Start SUPPLIED MATERIAL
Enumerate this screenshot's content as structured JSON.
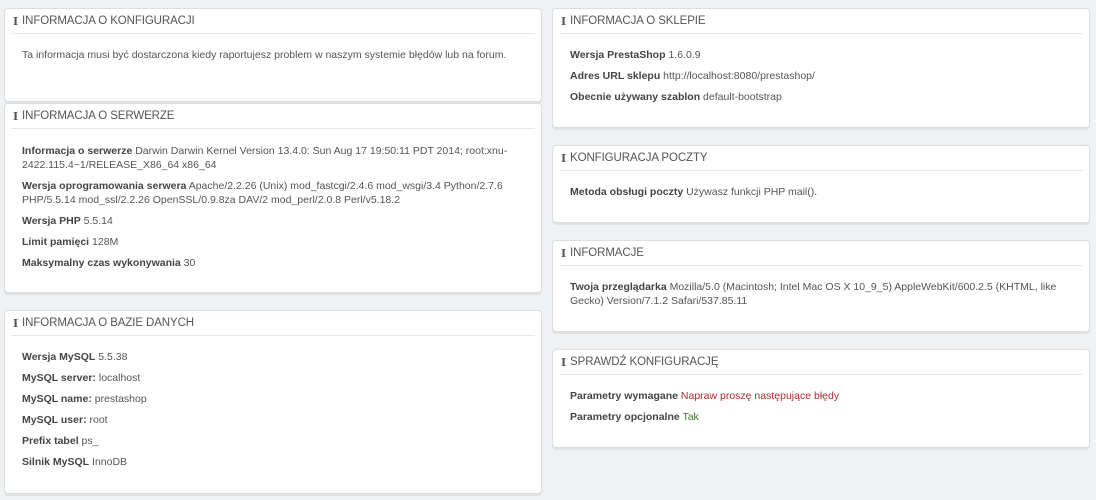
{
  "config_info": {
    "title": "INFORMACJA O KONFIGURACJI",
    "text": "Ta informacja musi być dostarczona kiedy raportujesz problem w naszym systemie błędów lub na forum."
  },
  "server_info": {
    "title": "INFORMACJA O SERWERZE",
    "rows": [
      {
        "label": "Informacja o serwerze",
        "value": "Darwin Darwin Kernel Version 13.4.0: Sun Aug 17 19:50:11 PDT 2014; root:xnu-2422.115.4~1/RELEASE_X86_64 x86_64"
      },
      {
        "label": "Wersja oprogramowania serwera",
        "value": "Apache/2.2.26 (Unix) mod_fastcgi/2.4.6 mod_wsgi/3.4 Python/2.7.6 PHP/5.5.14 mod_ssl/2.2.26 OpenSSL/0.9.8za DAV/2 mod_perl/2.0.8 Perl/v5.18.2"
      },
      {
        "label": "Wersja PHP",
        "value": "5.5.14"
      },
      {
        "label": "Limit pamięci",
        "value": "128M"
      },
      {
        "label": "Maksymalny czas wykonywania",
        "value": "30"
      }
    ]
  },
  "db_info": {
    "title": "INFORMACJA O BAZIE DANYCH",
    "rows": [
      {
        "label": "Wersja MySQL",
        "value": "5.5.38"
      },
      {
        "label": "MySQL server:",
        "value": "localhost"
      },
      {
        "label": "MySQL name:",
        "value": "prestashop"
      },
      {
        "label": "MySQL user:",
        "value": "root"
      },
      {
        "label": "Prefix tabel",
        "value": "ps_"
      },
      {
        "label": "Silnik MySQL",
        "value": "InnoDB"
      }
    ]
  },
  "shop_info": {
    "title": "INFORMACJA O SKLEPIE",
    "rows": [
      {
        "label": "Wersja PrestaShop",
        "value": "1.6.0.9"
      },
      {
        "label": "Adres URL sklepu",
        "value": "http://localhost:8080/prestashop/"
      },
      {
        "label": "Obecnie używany szablon",
        "value": "default-bootstrap"
      }
    ]
  },
  "mail_config": {
    "title": "KONFIGURACJA POCZTY",
    "rows": [
      {
        "label": "Metoda obsługi poczty",
        "value": "Używasz funkcji PHP mail()."
      }
    ]
  },
  "info": {
    "title": "INFORMACJE",
    "rows": [
      {
        "label": "Twoja przeglądarka",
        "value": "Mozilla/5.0 (Macintosh; Intel Mac OS X 10_9_5) AppleWebKit/600.2.5 (KHTML, like Gecko) Version/7.1.2 Safari/537.85.11"
      }
    ]
  },
  "check_config": {
    "title": "SPRAWDŹ KONFIGURACJĘ",
    "rows": [
      {
        "label": "Parametry wymagane",
        "value": "Napraw proszę następujące błędy",
        "status": "error"
      },
      {
        "label": "Parametry opcjonalne",
        "value": "Tak",
        "status": "ok"
      }
    ]
  },
  "icon": "info-icon",
  "colors": {
    "error": "#b02b2c",
    "ok": "#3b7a2f"
  }
}
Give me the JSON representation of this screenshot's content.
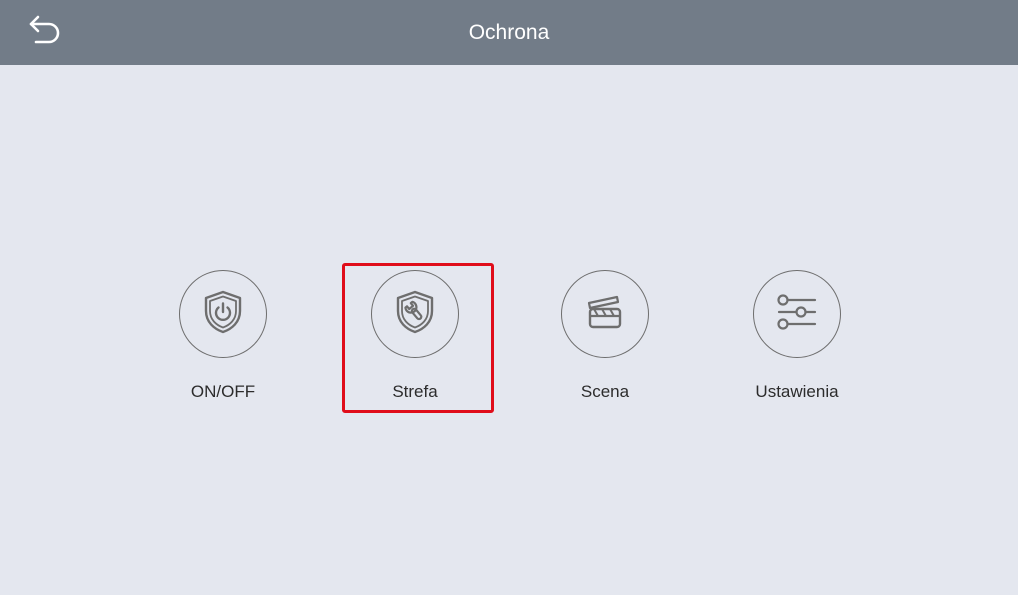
{
  "header": {
    "title": "Ochrona",
    "back_icon": "back-arrow-icon"
  },
  "menu": {
    "items": [
      {
        "label": "ON/OFF",
        "icon": "shield-power-icon"
      },
      {
        "label": "Strefa",
        "icon": "shield-wrench-icon"
      },
      {
        "label": "Scena",
        "icon": "clapperboard-icon"
      },
      {
        "label": "Ustawienia",
        "icon": "sliders-icon"
      }
    ],
    "selected_index": 1
  },
  "colors": {
    "header_bg": "#727c88",
    "page_bg": "#e4e7ef",
    "icon_stroke": "#6e6e6e",
    "highlight": "#e00d1a"
  }
}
End SUPPLIED MATERIAL
Return all the lines that contain the string "Version".

        "value": "Darwin Darwin Kernel Version 13.4.0: Sun Aug 17 19:50:11 PDT 2014; root:xnu-2422.115.4~1/RELEASE_X86_64 x86_64"
        "value": "Mozilla/5.0 (Macintosh; Intel Mac OS X 10_9_5) AppleWebKit/600.2.5 (KHTML, like Gecko) Version/7.1.2 Safari/537.85.11"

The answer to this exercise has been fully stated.